**Exercise brief:**
Each line below should be retyped exactly, with no pictures.

## begin Data for this task

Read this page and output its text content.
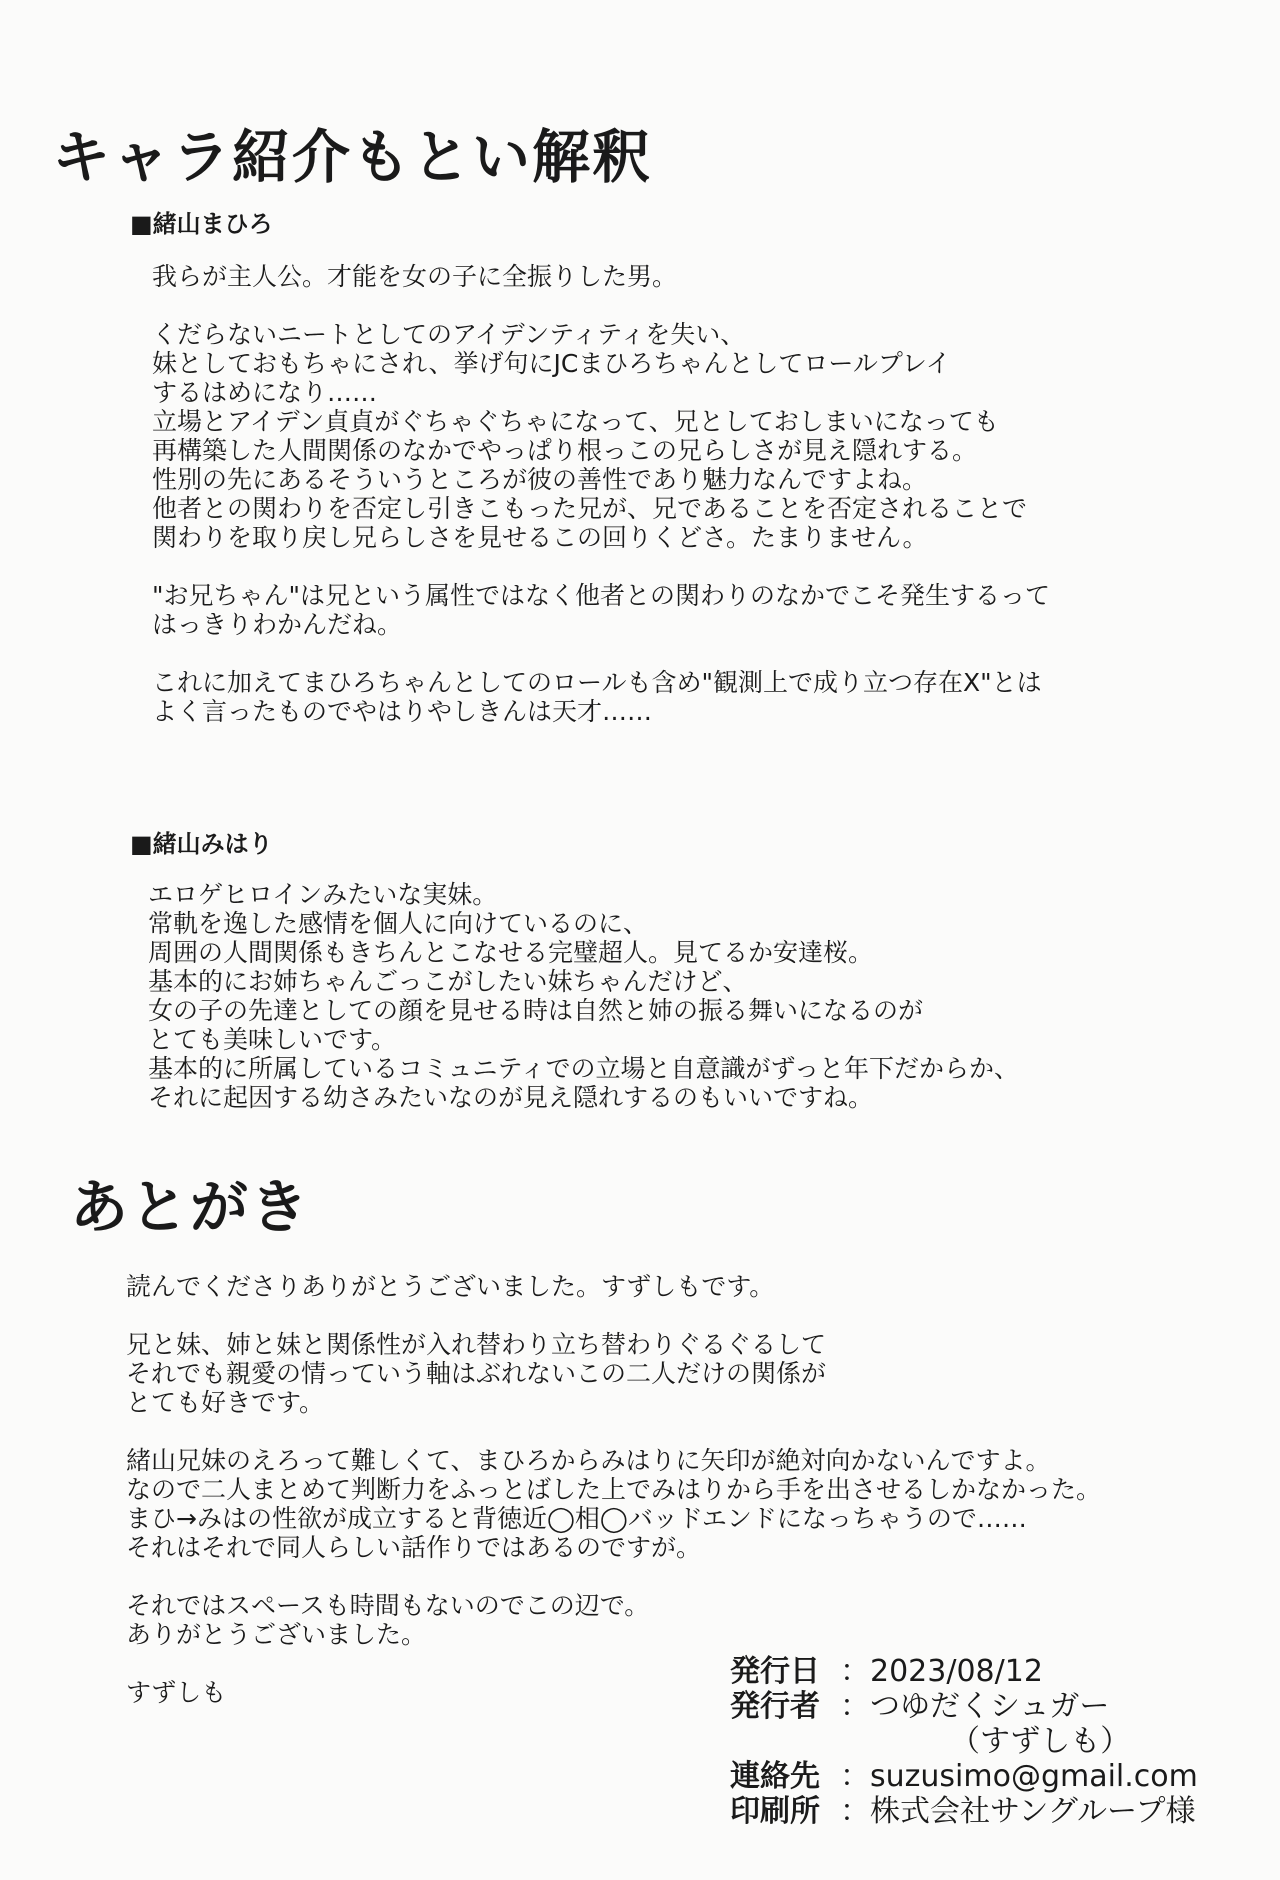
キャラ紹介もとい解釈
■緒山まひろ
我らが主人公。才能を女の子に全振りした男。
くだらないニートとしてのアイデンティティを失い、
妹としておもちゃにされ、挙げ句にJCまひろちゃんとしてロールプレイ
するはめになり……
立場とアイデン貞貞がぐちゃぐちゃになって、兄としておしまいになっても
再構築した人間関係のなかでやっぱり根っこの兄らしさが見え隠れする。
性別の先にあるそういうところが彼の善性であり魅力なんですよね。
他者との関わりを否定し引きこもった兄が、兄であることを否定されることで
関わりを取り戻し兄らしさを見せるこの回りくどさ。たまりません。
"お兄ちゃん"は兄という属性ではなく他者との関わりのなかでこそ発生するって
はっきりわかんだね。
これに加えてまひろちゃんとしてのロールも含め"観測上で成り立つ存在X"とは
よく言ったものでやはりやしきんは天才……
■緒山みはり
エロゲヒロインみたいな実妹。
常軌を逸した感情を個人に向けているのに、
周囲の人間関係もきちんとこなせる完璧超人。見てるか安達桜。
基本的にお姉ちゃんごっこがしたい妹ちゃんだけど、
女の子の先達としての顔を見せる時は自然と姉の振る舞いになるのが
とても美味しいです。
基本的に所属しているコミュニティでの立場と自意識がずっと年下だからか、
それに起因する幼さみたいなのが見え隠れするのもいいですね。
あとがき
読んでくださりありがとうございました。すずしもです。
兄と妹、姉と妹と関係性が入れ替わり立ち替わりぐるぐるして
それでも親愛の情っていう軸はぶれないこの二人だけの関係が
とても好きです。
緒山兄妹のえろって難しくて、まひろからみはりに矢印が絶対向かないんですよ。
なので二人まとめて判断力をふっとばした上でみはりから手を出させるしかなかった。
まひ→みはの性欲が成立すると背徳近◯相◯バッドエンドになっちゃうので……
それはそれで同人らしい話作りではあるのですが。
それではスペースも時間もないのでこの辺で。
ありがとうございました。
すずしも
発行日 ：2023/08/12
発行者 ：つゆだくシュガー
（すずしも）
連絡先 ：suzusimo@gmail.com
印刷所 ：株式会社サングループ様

## end Data for this task

**Problem solution:**
Read this page and output its text content.
キャラ紹介もとい解釈
■緒山まひろ
我らが主人公。才能を女の子に全振りした男。
くだらないニートとしてのアイデンティティを失い、
妹としておもちゃにされ、挙げ句にJCまひろちゃんとしてロールプレイ
するはめになり……
立場とアイデン貞貞がぐちゃぐちゃになって、兄としておしまいになっても
再構築した人間関係のなかでやっぱり根っこの兄らしさが見え隠れする。
性別の先にあるそういうところが彼の善性であり魅力なんですよね。
他者との関わりを否定し引きこもった兄が、兄であることを否定されることで
関わりを取り戻し兄らしさを見せるこの回りくどさ。たまりません。
"お兄ちゃん"は兄という属性ではなく他者との関わりのなかでこそ発生するって
はっきりわかんだね。
これに加えてまひろちゃんとしてのロールも含め"観測上で成り立つ存在X"とは
よく言ったものでやはりやしきんは天才……
■緒山みはり
エロゲヒロインみたいな実妹。
常軌を逸した感情を個人に向けているのに、
周囲の人間関係もきちんとこなせる完璧超人。見てるか安達桜。
基本的にお姉ちゃんごっこがしたい妹ちゃんだけど、
女の子の先達としての顔を見せる時は自然と姉の振る舞いになるのが
とても美味しいです。
基本的に所属しているコミュニティでの立場と自意識がずっと年下だからか、
それに起因する幼さみたいなのが見え隠れするのもいいですね。
あとがき
読んでくださりありがとうございました。すずしもです。
兄と妹、姉と妹と関係性が入れ替わり立ち替わりぐるぐるして
それでも親愛の情っていう軸はぶれないこの二人だけの関係が
とても好きです。
緒山兄妹のえろって難しくて、まひろからみはりに矢印が絶対向かないんですよ。
なので二人まとめて判断力をふっとばした上でみはりから手を出させるしかなかった。
まひ→みはの性欲が成立すると背徳近◯相◯バッドエンドになっちゃうので……
それはそれで同人らしい話作りではあるのですが。
それではスペースも時間もないのでこの辺で。
ありがとうございました。
すずしも
発行日 ：2023/08/12
発行者 ：つゆだくシュガー
（すずしも）
連絡先 ：suzusimo@gmail.com
印刷所 ：株式会社サングループ様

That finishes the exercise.